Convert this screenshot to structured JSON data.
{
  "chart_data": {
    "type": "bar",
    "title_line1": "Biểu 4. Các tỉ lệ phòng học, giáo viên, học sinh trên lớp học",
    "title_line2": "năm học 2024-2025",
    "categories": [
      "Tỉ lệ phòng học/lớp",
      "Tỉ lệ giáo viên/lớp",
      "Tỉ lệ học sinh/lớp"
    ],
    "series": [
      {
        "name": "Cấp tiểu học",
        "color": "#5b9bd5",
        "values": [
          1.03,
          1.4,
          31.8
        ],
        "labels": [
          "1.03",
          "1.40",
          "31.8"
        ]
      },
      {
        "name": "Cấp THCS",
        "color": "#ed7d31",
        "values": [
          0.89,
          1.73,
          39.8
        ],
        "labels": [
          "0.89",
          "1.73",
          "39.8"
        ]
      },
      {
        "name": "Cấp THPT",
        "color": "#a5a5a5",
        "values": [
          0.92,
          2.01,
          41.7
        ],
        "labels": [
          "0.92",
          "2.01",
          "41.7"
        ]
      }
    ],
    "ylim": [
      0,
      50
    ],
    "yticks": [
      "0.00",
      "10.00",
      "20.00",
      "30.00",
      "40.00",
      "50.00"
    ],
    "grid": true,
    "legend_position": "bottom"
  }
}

### Short task
Repeat the material word for word, in full.

### Solved problem
Convert this screenshot to structured JSON data.
{
  "chart_data": {
    "type": "bar",
    "title_line1": "Biểu 4. Các tỉ lệ phòng học, giáo viên, học sinh trên lớp học",
    "title_line2": "năm học 2024-2025",
    "categories": [
      "Tỉ lệ phòng học/lớp",
      "Tỉ lệ giáo viên/lớp",
      "Tỉ lệ học sinh/lớp"
    ],
    "series": [
      {
        "name": "Cấp tiểu học",
        "color": "#5b9bd5",
        "values": [
          1.03,
          1.4,
          31.8
        ],
        "labels": [
          "1.03",
          "1.40",
          "31.8"
        ]
      },
      {
        "name": "Cấp THCS",
        "color": "#ed7d31",
        "values": [
          0.89,
          1.73,
          39.8
        ],
        "labels": [
          "0.89",
          "1.73",
          "39.8"
        ]
      },
      {
        "name": "Cấp THPT",
        "color": "#a5a5a5",
        "values": [
          0.92,
          2.01,
          41.7
        ],
        "labels": [
          "0.92",
          "2.01",
          "41.7"
        ]
      }
    ],
    "ylim": [
      0,
      50
    ],
    "yticks": [
      "0.00",
      "10.00",
      "20.00",
      "30.00",
      "40.00",
      "50.00"
    ],
    "grid": true,
    "legend_position": "bottom"
  }
}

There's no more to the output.